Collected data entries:
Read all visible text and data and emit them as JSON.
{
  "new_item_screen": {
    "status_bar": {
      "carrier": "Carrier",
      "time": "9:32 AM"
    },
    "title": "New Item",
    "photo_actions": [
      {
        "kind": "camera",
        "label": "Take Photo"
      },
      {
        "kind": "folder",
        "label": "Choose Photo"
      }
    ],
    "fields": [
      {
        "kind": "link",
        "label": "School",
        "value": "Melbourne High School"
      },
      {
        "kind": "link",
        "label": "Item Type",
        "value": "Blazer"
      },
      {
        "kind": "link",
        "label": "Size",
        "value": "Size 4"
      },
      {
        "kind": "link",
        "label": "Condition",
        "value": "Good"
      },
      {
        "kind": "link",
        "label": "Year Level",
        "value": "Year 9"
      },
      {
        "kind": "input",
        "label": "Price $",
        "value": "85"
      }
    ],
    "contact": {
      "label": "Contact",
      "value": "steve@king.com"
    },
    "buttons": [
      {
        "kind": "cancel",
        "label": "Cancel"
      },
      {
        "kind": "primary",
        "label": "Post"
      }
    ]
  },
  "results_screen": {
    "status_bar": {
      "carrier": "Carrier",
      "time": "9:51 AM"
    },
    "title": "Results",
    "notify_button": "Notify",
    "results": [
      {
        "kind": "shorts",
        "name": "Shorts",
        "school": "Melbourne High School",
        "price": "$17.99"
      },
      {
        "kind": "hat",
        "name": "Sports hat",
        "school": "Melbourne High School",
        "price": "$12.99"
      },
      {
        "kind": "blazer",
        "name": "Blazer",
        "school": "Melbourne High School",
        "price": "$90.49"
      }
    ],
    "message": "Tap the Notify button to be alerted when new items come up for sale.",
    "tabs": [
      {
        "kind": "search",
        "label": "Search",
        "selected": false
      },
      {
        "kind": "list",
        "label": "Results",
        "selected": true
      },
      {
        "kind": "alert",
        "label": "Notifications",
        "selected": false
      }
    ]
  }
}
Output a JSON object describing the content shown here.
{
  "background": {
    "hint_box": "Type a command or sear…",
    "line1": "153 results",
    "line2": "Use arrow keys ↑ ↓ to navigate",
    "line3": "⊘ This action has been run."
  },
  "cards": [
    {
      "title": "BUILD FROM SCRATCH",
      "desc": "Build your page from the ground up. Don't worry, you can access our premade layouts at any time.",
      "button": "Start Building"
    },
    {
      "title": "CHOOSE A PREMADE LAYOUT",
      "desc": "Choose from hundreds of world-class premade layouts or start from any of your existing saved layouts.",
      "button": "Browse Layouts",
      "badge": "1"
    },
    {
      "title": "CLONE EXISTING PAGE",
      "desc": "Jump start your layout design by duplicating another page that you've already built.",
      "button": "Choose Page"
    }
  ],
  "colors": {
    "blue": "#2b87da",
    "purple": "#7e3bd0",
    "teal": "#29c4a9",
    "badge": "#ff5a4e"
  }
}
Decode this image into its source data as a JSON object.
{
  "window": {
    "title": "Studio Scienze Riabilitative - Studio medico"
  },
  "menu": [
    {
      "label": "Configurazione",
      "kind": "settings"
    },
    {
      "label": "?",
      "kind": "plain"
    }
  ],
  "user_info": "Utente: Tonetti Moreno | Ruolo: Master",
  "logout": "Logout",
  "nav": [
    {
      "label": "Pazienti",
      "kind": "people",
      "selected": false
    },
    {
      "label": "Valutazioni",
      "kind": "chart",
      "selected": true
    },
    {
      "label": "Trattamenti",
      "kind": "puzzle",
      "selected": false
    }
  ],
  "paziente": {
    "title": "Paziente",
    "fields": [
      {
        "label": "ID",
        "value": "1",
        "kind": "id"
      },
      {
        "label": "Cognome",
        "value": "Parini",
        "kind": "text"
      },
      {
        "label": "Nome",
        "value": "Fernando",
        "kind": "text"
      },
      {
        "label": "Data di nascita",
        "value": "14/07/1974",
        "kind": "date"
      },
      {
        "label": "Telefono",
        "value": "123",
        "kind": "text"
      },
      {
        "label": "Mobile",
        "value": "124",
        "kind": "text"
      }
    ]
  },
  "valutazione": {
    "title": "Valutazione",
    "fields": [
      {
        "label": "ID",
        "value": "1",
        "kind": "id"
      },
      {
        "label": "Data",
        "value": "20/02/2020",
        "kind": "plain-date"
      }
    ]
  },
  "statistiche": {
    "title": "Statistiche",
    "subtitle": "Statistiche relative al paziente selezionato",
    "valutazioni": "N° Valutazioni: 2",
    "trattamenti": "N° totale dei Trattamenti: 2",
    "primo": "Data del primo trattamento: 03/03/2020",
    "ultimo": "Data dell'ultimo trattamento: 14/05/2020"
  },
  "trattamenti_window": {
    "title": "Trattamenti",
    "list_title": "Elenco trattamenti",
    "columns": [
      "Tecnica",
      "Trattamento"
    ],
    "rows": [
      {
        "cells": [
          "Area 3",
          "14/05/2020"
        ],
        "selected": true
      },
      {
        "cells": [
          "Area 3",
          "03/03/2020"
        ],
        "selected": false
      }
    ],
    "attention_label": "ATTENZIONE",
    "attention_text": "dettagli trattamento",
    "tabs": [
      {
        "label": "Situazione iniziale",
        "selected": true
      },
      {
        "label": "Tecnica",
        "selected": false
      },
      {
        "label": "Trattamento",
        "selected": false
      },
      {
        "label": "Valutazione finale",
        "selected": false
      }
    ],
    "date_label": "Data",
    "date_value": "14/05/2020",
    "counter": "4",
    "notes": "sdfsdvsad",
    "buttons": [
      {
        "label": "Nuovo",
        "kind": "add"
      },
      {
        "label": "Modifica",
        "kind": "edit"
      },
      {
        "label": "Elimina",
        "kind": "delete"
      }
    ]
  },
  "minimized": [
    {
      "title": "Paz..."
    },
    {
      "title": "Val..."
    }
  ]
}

**Your task**
Emit the full listing verbatim.

**Answer to the problem**
Read all visible text and data and emit them as JSON.
{
  "new_item_screen": {
    "status_bar": {
      "carrier": "Carrier",
      "time": "9:32 AM"
    },
    "title": "New Item",
    "photo_actions": [
      {
        "kind": "camera",
        "label": "Take Photo"
      },
      {
        "kind": "folder",
        "label": "Choose Photo"
      }
    ],
    "fields": [
      {
        "kind": "link",
        "label": "School",
        "value": "Melbourne High School"
      },
      {
        "kind": "link",
        "label": "Item Type",
        "value": "Blazer"
      },
      {
        "kind": "link",
        "label": "Size",
        "value": "Size 4"
      },
      {
        "kind": "link",
        "label": "Condition",
        "value": "Good"
      },
      {
        "kind": "link",
        "label": "Year Level",
        "value": "Year 9"
      },
      {
        "kind": "input",
        "label": "Price $",
        "value": "85"
      }
    ],
    "contact": {
      "label": "Contact",
      "value": "steve@king.com"
    },
    "buttons": [
      {
        "kind": "cancel",
        "label": "Cancel"
      },
      {
        "kind": "primary",
        "label": "Post"
      }
    ]
  },
  "results_screen": {
    "status_bar": {
      "carrier": "Carrier",
      "time": "9:51 AM"
    },
    "title": "Results",
    "notify_button": "Notify",
    "results": [
      {
        "kind": "shorts",
        "name": "Shorts",
        "school": "Melbourne High School",
        "price": "$17.99"
      },
      {
        "kind": "hat",
        "name": "Sports hat",
        "school": "Melbourne High School",
        "price": "$12.99"
      },
      {
        "kind": "blazer",
        "name": "Blazer",
        "school": "Melbourne High School",
        "price": "$90.49"
      }
    ],
    "message": "Tap the Notify button to be alerted when new items come up for sale.",
    "tabs": [
      {
        "kind": "search",
        "label": "Search",
        "selected": false
      },
      {
        "kind": "list",
        "label": "Results",
        "selected": true
      },
      {
        "kind": "alert",
        "label": "Notifications",
        "selected": false
      }
    ]
  }
}
Output a JSON object describing the content shown here.
{
  "background": {
    "hint_box": "Type a command or sear…",
    "line1": "153 results",
    "line2": "Use arrow keys ↑ ↓ to navigate",
    "line3": "⊘ This action has been run."
  },
  "cards": [
    {
      "title": "BUILD FROM SCRATCH",
      "desc": "Build your page from the ground up. Don't worry, you can access our premade layouts at any time.",
      "button": "Start Building"
    },
    {
      "title": "CHOOSE A PREMADE LAYOUT",
      "desc": "Choose from hundreds of world-class premade layouts or start from any of your existing saved layouts.",
      "button": "Browse Layouts",
      "badge": "1"
    },
    {
      "title": "CLONE EXISTING PAGE",
      "desc": "Jump start your layout design by duplicating another page that you've already built.",
      "button": "Choose Page"
    }
  ],
  "colors": {
    "blue": "#2b87da",
    "purple": "#7e3bd0",
    "teal": "#29c4a9",
    "badge": "#ff5a4e"
  }
}
Decode this image into its source data as a JSON object.
{
  "window": {
    "title": "Studio Scienze Riabilitative - Studio medico"
  },
  "menu": [
    {
      "label": "Configurazione",
      "kind": "settings"
    },
    {
      "label": "?",
      "kind": "plain"
    }
  ],
  "user_info": "Utente: Tonetti Moreno | Ruolo: Master",
  "logout": "Logout",
  "nav": [
    {
      "label": "Pazienti",
      "kind": "people",
      "selected": false
    },
    {
      "label": "Valutazioni",
      "kind": "chart",
      "selected": true
    },
    {
      "label": "Trattamenti",
      "kind": "puzzle",
      "selected": false
    }
  ],
  "paziente": {
    "title": "Paziente",
    "fields": [
      {
        "label": "ID",
        "value": "1",
        "kind": "id"
      },
      {
        "label": "Cognome",
        "value": "Parini",
        "kind": "text"
      },
      {
        "label": "Nome",
        "value": "Fernando",
        "kind": "text"
      },
      {
        "label": "Data di nascita",
        "value": "14/07/1974",
        "kind": "date"
      },
      {
        "label": "Telefono",
        "value": "123",
        "kind": "text"
      },
      {
        "label": "Mobile",
        "value": "124",
        "kind": "text"
      }
    ]
  },
  "valutazione": {
    "title": "Valutazione",
    "fields": [
      {
        "label": "ID",
        "value": "1",
        "kind": "id"
      },
      {
        "label": "Data",
        "value": "20/02/2020",
        "kind": "plain-date"
      }
    ]
  },
  "statistiche": {
    "title": "Statistiche",
    "subtitle": "Statistiche relative al paziente selezionato",
    "valutazioni": "N° Valutazioni: 2",
    "trattamenti": "N° totale dei Trattamenti: 2",
    "primo": "Data del primo trattamento: 03/03/2020",
    "ultimo": "Data dell'ultimo trattamento: 14/05/2020"
  },
  "trattamenti_window": {
    "title": "Trattamenti",
    "list_title": "Elenco trattamenti",
    "columns": [
      "Tecnica",
      "Trattamento"
    ],
    "rows": [
      {
        "cells": [
          "Area 3",
          "14/05/2020"
        ],
        "selected": true
      },
      {
        "cells": [
          "Area 3",
          "03/03/2020"
        ],
        "selected": false
      }
    ],
    "attention_label": "ATTENZIONE",
    "attention_text": "dettagli trattamento",
    "tabs": [
      {
        "label": "Situazione iniziale",
        "selected": true
      },
      {
        "label": "Tecnica",
        "selected": false
      },
      {
        "label": "Trattamento",
        "selected": false
      },
      {
        "label": "Valutazione finale",
        "selected": false
      }
    ],
    "date_label": "Data",
    "date_value": "14/05/2020",
    "counter": "4",
    "notes": "sdfsdvsad",
    "buttons": [
      {
        "label": "Nuovo",
        "kind": "add"
      },
      {
        "label": "Modifica",
        "kind": "edit"
      },
      {
        "label": "Elimina",
        "kind": "delete"
      }
    ]
  },
  "minimized": [
    {
      "title": "Paz..."
    },
    {
      "title": "Val..."
    }
  ]
}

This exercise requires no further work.